**Collected data entries**
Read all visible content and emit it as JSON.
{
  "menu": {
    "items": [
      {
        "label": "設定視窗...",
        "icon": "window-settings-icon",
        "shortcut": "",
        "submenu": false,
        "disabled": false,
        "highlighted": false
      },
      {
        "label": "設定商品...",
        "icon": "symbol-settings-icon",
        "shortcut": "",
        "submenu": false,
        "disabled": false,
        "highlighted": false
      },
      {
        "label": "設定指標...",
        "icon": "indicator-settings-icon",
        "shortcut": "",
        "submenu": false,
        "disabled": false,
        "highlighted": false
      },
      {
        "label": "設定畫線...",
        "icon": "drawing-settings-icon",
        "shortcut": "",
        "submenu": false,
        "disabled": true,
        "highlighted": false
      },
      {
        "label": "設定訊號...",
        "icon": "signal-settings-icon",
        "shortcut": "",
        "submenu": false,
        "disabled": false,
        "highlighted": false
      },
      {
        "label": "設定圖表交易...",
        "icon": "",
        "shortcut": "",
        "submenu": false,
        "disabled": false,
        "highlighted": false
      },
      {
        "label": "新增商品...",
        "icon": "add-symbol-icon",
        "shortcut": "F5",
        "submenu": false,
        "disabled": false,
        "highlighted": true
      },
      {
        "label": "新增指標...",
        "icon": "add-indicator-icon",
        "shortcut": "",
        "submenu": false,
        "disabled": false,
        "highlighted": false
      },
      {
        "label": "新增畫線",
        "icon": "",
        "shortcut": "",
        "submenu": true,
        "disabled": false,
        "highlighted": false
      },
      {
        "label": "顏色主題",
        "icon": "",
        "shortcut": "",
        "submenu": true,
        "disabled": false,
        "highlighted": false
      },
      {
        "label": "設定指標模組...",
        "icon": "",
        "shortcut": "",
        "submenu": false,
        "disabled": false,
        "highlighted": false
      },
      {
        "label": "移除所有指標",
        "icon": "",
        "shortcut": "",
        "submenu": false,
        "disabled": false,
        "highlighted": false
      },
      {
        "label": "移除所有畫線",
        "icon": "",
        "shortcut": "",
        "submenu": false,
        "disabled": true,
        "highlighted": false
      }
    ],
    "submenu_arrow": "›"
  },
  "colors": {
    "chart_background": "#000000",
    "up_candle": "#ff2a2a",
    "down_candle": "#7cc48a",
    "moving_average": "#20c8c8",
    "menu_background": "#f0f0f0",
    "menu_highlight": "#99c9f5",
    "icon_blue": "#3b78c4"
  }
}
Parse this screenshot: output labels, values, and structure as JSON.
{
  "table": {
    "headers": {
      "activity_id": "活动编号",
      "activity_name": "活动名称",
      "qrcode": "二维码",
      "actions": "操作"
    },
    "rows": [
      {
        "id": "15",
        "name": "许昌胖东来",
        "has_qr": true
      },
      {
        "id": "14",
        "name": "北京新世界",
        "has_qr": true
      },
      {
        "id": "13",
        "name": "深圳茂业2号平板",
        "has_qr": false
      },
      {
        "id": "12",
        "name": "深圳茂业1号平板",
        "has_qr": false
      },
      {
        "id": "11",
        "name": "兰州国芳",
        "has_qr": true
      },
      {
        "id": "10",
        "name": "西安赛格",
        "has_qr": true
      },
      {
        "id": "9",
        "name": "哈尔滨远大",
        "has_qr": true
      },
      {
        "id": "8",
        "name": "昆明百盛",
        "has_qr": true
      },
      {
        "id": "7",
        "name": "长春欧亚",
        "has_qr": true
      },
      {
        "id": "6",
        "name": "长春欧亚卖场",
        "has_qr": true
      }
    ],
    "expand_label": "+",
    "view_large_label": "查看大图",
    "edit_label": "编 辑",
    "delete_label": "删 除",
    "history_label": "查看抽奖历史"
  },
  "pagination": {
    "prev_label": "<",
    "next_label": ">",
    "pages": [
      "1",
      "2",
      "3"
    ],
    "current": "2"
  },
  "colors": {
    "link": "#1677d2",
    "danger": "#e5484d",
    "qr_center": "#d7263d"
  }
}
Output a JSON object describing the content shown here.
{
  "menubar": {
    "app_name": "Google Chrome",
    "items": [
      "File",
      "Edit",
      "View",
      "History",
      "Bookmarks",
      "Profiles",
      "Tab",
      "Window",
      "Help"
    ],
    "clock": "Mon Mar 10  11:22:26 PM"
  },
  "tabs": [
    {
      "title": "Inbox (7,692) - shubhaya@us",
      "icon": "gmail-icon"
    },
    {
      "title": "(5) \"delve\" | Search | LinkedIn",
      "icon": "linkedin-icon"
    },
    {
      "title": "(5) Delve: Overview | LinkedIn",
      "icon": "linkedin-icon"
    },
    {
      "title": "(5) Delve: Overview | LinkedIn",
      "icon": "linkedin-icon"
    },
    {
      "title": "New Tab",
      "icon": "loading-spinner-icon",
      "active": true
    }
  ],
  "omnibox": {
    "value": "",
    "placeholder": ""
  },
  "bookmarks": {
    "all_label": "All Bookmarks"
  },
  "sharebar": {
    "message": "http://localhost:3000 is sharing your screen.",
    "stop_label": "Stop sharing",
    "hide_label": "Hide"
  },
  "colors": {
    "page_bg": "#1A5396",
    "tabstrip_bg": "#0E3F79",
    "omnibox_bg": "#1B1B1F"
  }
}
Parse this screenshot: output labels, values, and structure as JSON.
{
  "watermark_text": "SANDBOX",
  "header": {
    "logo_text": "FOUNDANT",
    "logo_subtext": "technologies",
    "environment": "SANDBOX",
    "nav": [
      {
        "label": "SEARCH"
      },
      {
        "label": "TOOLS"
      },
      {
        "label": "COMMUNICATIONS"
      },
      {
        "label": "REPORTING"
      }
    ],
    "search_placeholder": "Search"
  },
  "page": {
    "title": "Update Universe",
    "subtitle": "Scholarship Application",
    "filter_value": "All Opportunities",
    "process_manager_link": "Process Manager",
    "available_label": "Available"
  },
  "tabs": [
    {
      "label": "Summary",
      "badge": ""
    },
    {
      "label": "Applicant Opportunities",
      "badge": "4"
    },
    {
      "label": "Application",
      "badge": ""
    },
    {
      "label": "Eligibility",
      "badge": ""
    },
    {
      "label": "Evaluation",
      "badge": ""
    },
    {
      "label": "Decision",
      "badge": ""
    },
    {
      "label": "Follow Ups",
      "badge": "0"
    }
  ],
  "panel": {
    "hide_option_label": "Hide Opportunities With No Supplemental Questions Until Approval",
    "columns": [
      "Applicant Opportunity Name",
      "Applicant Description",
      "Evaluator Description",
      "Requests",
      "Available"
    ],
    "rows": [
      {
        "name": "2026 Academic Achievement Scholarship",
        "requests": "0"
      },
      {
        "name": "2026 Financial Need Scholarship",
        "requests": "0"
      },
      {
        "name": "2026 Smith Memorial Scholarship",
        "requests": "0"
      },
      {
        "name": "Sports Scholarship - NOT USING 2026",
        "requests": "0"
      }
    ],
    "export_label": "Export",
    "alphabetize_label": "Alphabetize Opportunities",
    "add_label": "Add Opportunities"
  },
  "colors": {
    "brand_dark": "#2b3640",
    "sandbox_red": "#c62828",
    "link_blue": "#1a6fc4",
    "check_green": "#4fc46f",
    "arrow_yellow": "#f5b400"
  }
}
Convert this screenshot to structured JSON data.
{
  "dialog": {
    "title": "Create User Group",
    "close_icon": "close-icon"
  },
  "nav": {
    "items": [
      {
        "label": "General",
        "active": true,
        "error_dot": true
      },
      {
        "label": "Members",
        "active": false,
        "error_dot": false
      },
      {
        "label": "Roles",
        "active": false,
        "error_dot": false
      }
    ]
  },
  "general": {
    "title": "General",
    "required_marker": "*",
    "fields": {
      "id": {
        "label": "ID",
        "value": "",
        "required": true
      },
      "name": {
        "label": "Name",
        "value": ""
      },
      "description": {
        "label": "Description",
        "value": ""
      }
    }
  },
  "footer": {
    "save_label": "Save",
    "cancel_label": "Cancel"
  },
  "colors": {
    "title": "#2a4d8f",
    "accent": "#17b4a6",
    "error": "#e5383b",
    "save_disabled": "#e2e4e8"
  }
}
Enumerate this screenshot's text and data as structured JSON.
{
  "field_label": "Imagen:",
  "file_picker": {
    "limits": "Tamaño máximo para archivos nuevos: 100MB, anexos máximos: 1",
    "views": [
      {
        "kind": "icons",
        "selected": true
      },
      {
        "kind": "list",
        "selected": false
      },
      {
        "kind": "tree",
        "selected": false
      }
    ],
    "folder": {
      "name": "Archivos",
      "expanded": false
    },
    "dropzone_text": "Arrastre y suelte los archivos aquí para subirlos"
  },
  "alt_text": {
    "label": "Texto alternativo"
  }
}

**Aim of the task**
Go through the listing above and pull out each line containing the word "this".

**Output**
Parse this screenshot: output labels, values, and structure as JSON.
Parse this screenshot: output labels, values, and structure as JSON.
Convert this screenshot to structured JSON data.
Enumerate this screenshot's text and data as structured JSON.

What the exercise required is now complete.